**Latihan Soal 1:** Ringkaslah paragraf teks sumber yang diawali kata "Tata cara pendistribusian zakat fitrah" menjadi daftar poin. Pertahankan fakta-fakta utamanya.
**Latihan Soal 2:** Tuliskan kembali tanpa perubahan bagian teks sumber mulai dari "Adapun zakat fitrah" sampai dengan "uang kesejahteraan mereka.".

**Teks Sumber:**

※

Tata cara pendistribusian zakat fitrah oleh imam masjid yaitu dengan membagi rata zakat fitrah berupa beras kepada setiap mustahik. Untuk zakat fitrah berupa beras, setiap mutahik diberi lima liter per kepala keluarga. Imam masjid dan pegawai syara’ bersama-sama membungkus dalam kantong plastik zakat fitrah yang akan diserahkan kepada mustahik dengan jumlah takaran yang sama. Setelah itu, imam masjid dan pegawai syara’mendistribusikan zakat fitrah ini ke rumah mustahik dengan bantuan anak-anak sekolah. Jadi bukanlah mustahik ini yang diminta datang ke masjid untuk mengambil jatah zakat fitrahnya. Anak-anak sekolah inilah yang nantinya akan membawa zakat fitrah ini ke rumah mustahik yang terdata. Jadi bukan imam masjid dan pegawai syara’ yang langsung mendistribusikan zakat fitrah ke rumah-rumah mustahik dan bukan pula mustahik ini yang dimohon datang ke masjid untuk mengambil jatah zakat fitrahnya.
Adapun zakat fitrah yang terkumpul berupa uang, seluruhnya dibagi rata pada antara imam masjid dengan pegawai syara’. Jadi bagi pegawai syara’ yang telah menerima distribusi langsung zakat fitrah dari masyarakat di rumanya, masih juga mendapat jatah distribusi zakat fitrah berupa uang yang terkumpul di masjid tempat dia sebagai pegawai syara’. Hal ini karena mereka ikut membantu pengelolaan zakat fitrah di masjid dan merasa bahwa uang itu adalah uang kesejahteraan mereka.

※

**Data Tersimpan:**
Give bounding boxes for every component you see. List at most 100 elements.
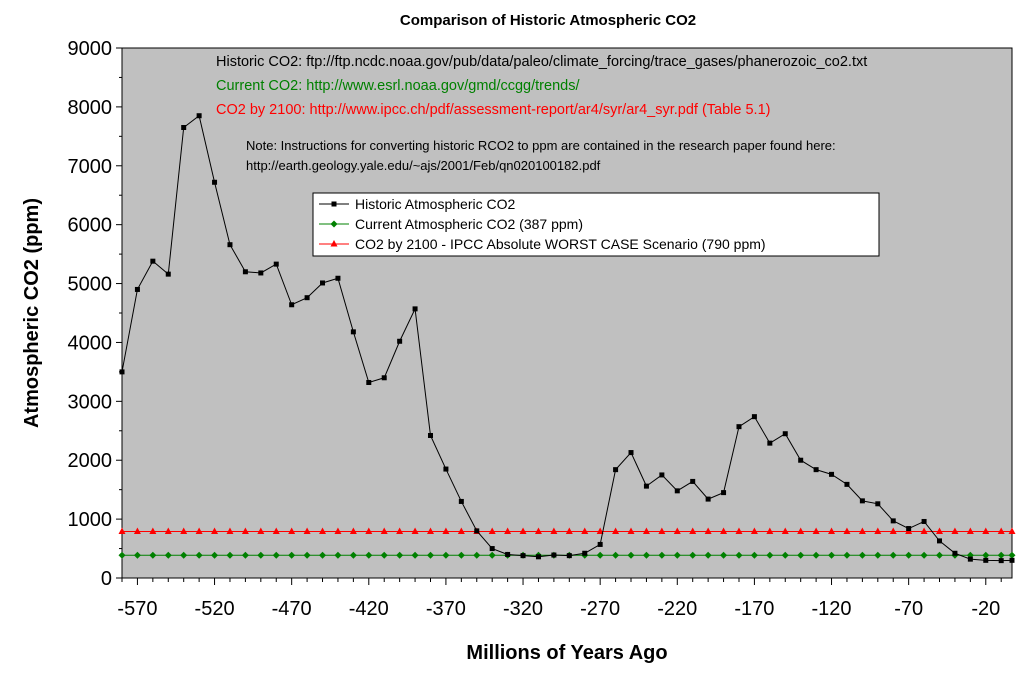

※

**Penyelesaian Soal 1:**
- Imam masjid membagi rata zakat fitrah berupa beras kepada setiap mustahik. Setiap kepala keluarga mendapat lima liter.
- Imam masjid dan pegawai syara' bersama-sama membungkus zakat fitrah dalam kantong plastik dengan takaran yang sama.
- Anak-anak sekolah membantu mengantarkan zakat fitrah itu ke rumah mustahik yang terdata.
- Mustahik tidak diminta datang ke masjid untuk mengambil jatahnya.
- Imam masjid dan pegawai syara' tidak langsung mengantarkan zakat fitrah ke rumah-rumah mustahik.

**Penyelesaian Soal 2:**
Adapun zakat fitrah yang terkumpul berupa uang, seluruhnya dibagi rata pada antara imam masjid dengan pegawai syara’. Jadi bagi pegawai syara’ yang telah menerima distribusi langsung zakat fitrah dari masyarakat di rumanya, masih juga mendapat jatah distribusi zakat fitrah berupa uang yang terkumpul di masjid tempat dia sebagai pegawai syara’. Hal ini karena mereka ikut membantu pengelolaan zakat fitrah di masjid dan merasa bahwa uang itu adalah uang kesejahteraan mereka.